◆ Task statement: Retype the whole listing below, character for character.

____ Dataset entries

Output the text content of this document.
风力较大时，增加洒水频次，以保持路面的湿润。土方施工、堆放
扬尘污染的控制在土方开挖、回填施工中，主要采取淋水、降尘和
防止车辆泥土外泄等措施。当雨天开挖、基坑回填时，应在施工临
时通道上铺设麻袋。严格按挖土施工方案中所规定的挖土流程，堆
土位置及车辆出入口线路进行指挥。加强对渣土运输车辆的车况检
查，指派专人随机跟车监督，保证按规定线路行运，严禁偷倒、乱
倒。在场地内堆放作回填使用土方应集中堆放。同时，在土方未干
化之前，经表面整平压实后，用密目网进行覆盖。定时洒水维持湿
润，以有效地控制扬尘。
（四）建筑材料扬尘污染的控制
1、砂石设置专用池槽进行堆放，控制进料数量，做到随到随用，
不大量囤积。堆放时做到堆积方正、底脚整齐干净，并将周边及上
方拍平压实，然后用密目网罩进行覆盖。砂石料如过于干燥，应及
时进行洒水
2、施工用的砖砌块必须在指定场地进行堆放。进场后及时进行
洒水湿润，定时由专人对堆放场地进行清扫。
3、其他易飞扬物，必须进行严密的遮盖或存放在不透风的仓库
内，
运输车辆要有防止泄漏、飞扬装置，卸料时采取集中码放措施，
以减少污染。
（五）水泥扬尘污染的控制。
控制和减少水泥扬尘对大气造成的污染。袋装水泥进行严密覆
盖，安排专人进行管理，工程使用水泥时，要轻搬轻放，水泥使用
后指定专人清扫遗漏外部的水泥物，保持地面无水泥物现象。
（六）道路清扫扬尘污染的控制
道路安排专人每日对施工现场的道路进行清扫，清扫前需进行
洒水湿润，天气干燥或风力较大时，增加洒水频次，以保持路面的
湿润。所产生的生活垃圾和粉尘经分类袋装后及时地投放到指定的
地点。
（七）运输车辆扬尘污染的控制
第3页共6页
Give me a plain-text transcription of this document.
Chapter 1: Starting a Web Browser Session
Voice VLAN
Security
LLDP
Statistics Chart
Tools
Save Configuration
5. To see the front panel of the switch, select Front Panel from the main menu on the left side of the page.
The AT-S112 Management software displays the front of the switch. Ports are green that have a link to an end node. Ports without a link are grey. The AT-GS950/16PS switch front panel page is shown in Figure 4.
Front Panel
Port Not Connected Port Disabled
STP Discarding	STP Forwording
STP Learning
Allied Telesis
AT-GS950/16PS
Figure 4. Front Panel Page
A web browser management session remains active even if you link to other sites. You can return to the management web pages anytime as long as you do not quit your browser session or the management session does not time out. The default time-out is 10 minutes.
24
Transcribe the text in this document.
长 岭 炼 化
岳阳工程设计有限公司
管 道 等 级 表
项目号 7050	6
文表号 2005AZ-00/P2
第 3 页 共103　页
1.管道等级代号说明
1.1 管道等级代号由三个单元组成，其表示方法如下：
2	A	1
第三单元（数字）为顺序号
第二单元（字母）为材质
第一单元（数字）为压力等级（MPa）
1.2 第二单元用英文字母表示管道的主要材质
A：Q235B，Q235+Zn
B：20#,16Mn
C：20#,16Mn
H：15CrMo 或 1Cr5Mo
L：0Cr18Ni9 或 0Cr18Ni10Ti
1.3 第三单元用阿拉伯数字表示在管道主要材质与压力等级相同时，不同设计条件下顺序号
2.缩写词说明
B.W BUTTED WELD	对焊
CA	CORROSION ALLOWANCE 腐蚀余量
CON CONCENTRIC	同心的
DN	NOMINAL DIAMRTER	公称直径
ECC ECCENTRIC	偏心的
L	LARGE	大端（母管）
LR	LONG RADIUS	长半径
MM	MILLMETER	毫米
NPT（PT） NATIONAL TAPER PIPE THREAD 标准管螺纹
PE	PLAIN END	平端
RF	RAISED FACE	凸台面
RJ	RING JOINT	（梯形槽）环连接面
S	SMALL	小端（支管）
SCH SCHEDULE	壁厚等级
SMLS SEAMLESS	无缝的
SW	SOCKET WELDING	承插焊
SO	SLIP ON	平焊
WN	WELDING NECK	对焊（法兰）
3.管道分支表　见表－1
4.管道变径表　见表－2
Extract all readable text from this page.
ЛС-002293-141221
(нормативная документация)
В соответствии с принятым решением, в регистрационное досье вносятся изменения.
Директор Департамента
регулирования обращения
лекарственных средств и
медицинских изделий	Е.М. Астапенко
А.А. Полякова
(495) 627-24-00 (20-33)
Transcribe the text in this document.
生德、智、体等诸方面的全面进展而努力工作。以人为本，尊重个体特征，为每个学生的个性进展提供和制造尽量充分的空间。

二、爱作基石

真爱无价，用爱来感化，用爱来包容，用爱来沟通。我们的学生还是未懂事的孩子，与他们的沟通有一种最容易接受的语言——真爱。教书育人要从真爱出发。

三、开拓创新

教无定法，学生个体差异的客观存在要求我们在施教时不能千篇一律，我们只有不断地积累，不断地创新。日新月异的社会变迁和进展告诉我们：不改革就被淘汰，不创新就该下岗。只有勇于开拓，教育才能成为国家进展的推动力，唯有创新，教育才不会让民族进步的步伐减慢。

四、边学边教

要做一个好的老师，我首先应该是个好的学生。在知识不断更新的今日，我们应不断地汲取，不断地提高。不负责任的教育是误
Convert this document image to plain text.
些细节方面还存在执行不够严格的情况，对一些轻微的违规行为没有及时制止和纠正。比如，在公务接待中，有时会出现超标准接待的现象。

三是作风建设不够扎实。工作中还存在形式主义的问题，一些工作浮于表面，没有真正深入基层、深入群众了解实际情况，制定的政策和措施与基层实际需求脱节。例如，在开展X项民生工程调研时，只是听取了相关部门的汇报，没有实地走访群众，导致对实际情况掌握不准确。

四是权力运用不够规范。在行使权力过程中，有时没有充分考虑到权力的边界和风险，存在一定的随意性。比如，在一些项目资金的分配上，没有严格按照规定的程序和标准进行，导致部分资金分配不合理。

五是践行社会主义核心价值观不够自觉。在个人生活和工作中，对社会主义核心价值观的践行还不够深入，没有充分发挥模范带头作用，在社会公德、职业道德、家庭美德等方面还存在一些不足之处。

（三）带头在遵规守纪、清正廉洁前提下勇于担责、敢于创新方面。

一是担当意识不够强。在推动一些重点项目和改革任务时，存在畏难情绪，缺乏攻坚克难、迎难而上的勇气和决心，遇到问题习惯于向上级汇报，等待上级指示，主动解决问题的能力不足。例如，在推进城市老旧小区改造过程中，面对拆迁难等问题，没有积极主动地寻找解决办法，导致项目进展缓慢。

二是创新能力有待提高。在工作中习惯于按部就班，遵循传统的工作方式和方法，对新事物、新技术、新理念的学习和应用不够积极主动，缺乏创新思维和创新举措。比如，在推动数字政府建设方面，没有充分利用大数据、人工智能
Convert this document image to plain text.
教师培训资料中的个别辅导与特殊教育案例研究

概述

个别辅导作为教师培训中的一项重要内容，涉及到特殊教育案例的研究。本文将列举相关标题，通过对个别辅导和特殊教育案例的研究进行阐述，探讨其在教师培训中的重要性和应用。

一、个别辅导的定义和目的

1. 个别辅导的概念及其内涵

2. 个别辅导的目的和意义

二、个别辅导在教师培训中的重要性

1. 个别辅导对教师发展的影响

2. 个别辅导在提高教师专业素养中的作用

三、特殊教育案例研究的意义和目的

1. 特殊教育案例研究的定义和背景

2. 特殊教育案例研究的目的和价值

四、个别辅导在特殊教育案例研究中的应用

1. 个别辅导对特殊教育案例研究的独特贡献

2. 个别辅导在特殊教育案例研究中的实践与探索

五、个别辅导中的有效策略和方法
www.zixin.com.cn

________

◆ Reply:
Output the text content of this document.
风力较大时，增加洒水频次，以保持路面的湿润。土方施工、堆放
扬尘污染的控制在土方开挖、回填施工中，主要采取淋水、降尘和
防止车辆泥土外泄等措施。当雨天开挖、基坑回填时，应在施工临
时通道上铺设麻袋。严格按挖土施工方案中所规定的挖土流程，堆
土位置及车辆出入口线路进行指挥。加强对渣土运输车辆的车况检
查，指派专人随机跟车监督，保证按规定线路行运，严禁偷倒、乱
倒。在场地内堆放作回填使用土方应集中堆放。同时，在土方未干
化之前，经表面整平压实后，用密目网进行覆盖。定时洒水维持湿
润，以有效地控制扬尘。
（四）建筑材料扬尘污染的控制
1、砂石设置专用池槽进行堆放，控制进料数量，做到随到随用，
不大量囤积。堆放时做到堆积方正、底脚整齐干净，并将周边及上
方拍平压实，然后用密目网罩进行覆盖。砂石料如过于干燥，应及
时进行洒水
2、施工用的砖砌块必须在指定场地进行堆放。进场后及时进行
洒水湿润，定时由专人对堆放场地进行清扫。
3、其他易飞扬物，必须进行严密的遮盖或存放在不透风的仓库
内，
运输车辆要有防止泄漏、飞扬装置，卸料时采取集中码放措施，
以减少污染。
（五）水泥扬尘污染的控制。
控制和减少水泥扬尘对大气造成的污染。袋装水泥进行严密覆
盖，安排专人进行管理，工程使用水泥时，要轻搬轻放，水泥使用
后指定专人清扫遗漏外部的水泥物，保持地面无水泥物现象。
（六）道路清扫扬尘污染的控制
道路安排专人每日对施工现场的道路进行清扫，清扫前需进行
洒水湿润，天气干燥或风力较大时，增加洒水频次，以保持路面的
湿润。所产生的生活垃圾和粉尘经分类袋装后及时地投放到指定的
地点。
（七）运输车辆扬尘污染的控制
第3页共6页
Give me a plain-text transcription of this document.
Chapter 1: Starting a Web Browser Session
Voice VLAN
Security
LLDP
Statistics Chart
Tools
Save Configuration
5. To see the front panel of the switch, select Front Panel from the main menu on the left side of the page.
The AT-S112 Management software displays the front of the switch. Ports are green that have a link to an end node. Ports without a link are grey. The AT-GS950/16PS switch front panel page is shown in Figure 4.
Front Panel
Port Not Connected Port Disabled
STP Discarding	STP Forwording
STP Learning
Allied Telesis
AT-GS950/16PS
Figure 4. Front Panel Page
A web browser management session remains active even if you link to other sites. You can return to the management web pages anytime as long as you do not quit your browser session or the management session does not time out. The default time-out is 10 minutes.
24
Transcribe the text in this document.
长 岭 炼 化
岳阳工程设计有限公司
管 道 等 级 表
项目号 7050	6
文表号 2005AZ-00/P2
第 3 页 共103　页
1.管道等级代号说明
1.1 管道等级代号由三个单元组成，其表示方法如下：
2	A	1
第三单元（数字）为顺序号
第二单元（字母）为材质
第一单元（数字）为压力等级（MPa）
1.2 第二单元用英文字母表示管道的主要材质
A：Q235B，Q235+Zn
B：20#,16Mn
C：20#,16Mn
H：15CrMo 或 1Cr5Mo
L：0Cr18Ni9 或 0Cr18Ni10Ti
1.3 第三单元用阿拉伯数字表示在管道主要材质与压力等级相同时，不同设计条件下顺序号
2.缩写词说明
B.W BUTTED WELD	对焊
CA	CORROSION ALLOWANCE 腐蚀余量
CON CONCENTRIC	同心的
DN	NOMINAL DIAMRTER	公称直径
ECC ECCENTRIC	偏心的
L	LARGE	大端（母管）
LR	LONG RADIUS	长半径
MM	MILLMETER	毫米
NPT（PT） NATIONAL TAPER PIPE THREAD 标准管螺纹
PE	PLAIN END	平端
RF	RAISED FACE	凸台面
RJ	RING JOINT	（梯形槽）环连接面
S	SMALL	小端（支管）
SCH SCHEDULE	壁厚等级
SMLS SEAMLESS	无缝的
SW	SOCKET WELDING	承插焊
SO	SLIP ON	平焊
WN	WELDING NECK	对焊（法兰）
3.管道分支表　见表－1
4.管道变径表　见表－2
Extract all readable text from this page.
ЛС-002293-141221
(нормативная документация)
В соответствии с принятым решением, в регистрационное досье вносятся изменения.
Директор Департамента
регулирования обращения
лекарственных средств и
медицинских изделий	Е.М. Астапенко
А.А. Полякова
(495) 627-24-00 (20-33)
Transcribe the text in this document.
生德、智、体等诸方面的全面进展而努力工作。以人为本，尊重个体特征，为每个学生的个性进展提供和制造尽量充分的空间。

二、爱作基石

真爱无价，用爱来感化，用爱来包容，用爱来沟通。我们的学生还是未懂事的孩子，与他们的沟通有一种最容易接受的语言——真爱。教书育人要从真爱出发。

三、开拓创新

教无定法，学生个体差异的客观存在要求我们在施教时不能千篇一律，我们只有不断地积累，不断地创新。日新月异的社会变迁和进展告诉我们：不改革就被淘汰，不创新就该下岗。只有勇于开拓，教育才能成为国家进展的推动力，唯有创新，教育才不会让民族进步的步伐减慢。

四、边学边教

要做一个好的老师，我首先应该是个好的学生。在知识不断更新的今日，我们应不断地汲取，不断地提高。不负责任的教育是误
Convert this document image to plain text.
些细节方面还存在执行不够严格的情况，对一些轻微的违规行为没有及时制止和纠正。比如，在公务接待中，有时会出现超标准接待的现象。

三是作风建设不够扎实。工作中还存在形式主义的问题，一些工作浮于表面，没有真正深入基层、深入群众了解实际情况，制定的政策和措施与基层实际需求脱节。例如，在开展X项民生工程调研时，只是听取了相关部门的汇报，没有实地走访群众，导致对实际情况掌握不准确。

四是权力运用不够规范。在行使权力过程中，有时没有充分考虑到权力的边界和风险，存在一定的随意性。比如，在一些项目资金的分配上，没有严格按照规定的程序和标准进行，导致部分资金分配不合理。

五是践行社会主义核心价值观不够自觉。在个人生活和工作中，对社会主义核心价值观的践行还不够深入，没有充分发挥模范带头作用，在社会公德、职业道德、家庭美德等方面还存在一些不足之处。

（三）带头在遵规守纪、清正廉洁前提下勇于担责、敢于创新方面。

一是担当意识不够强。在推动一些重点项目和改革任务时，存在畏难情绪，缺乏攻坚克难、迎难而上的勇气和决心，遇到问题习惯于向上级汇报，等待上级指示，主动解决问题的能力不足。例如，在推进城市老旧小区改造过程中，面对拆迁难等问题，没有积极主动地寻找解决办法，导致项目进展缓慢。

二是创新能力有待提高。在工作中习惯于按部就班，遵循传统的工作方式和方法，对新事物、新技术、新理念的学习和应用不够积极主动，缺乏创新思维和创新举措。比如，在推动数字政府建设方面，没有充分利用大数据、人工智能
Convert this document image to plain text.
教师培训资料中的个别辅导与特殊教育案例研究

概述

个别辅导作为教师培训中的一项重要内容，涉及到特殊教育案例的研究。本文将列举相关标题，通过对个别辅导和特殊教育案例的研究进行阐述，探讨其在教师培训中的重要性和应用。

一、个别辅导的定义和目的

1. 个别辅导的概念及其内涵

2. 个别辅导的目的和意义

二、个别辅导在教师培训中的重要性

1. 个别辅导对教师发展的影响

2. 个别辅导在提高教师专业素养中的作用

三、特殊教育案例研究的意义和目的

1. 特殊教育案例研究的定义和背景

2. 特殊教育案例研究的目的和价值

四、个别辅导在特殊教育案例研究中的应用

1. 个别辅导对特殊教育案例研究的独特贡献

2. 个别辅导在特殊教育案例研究中的实践与探索

五、个别辅导中的有效策略和方法
www.zixin.com.cn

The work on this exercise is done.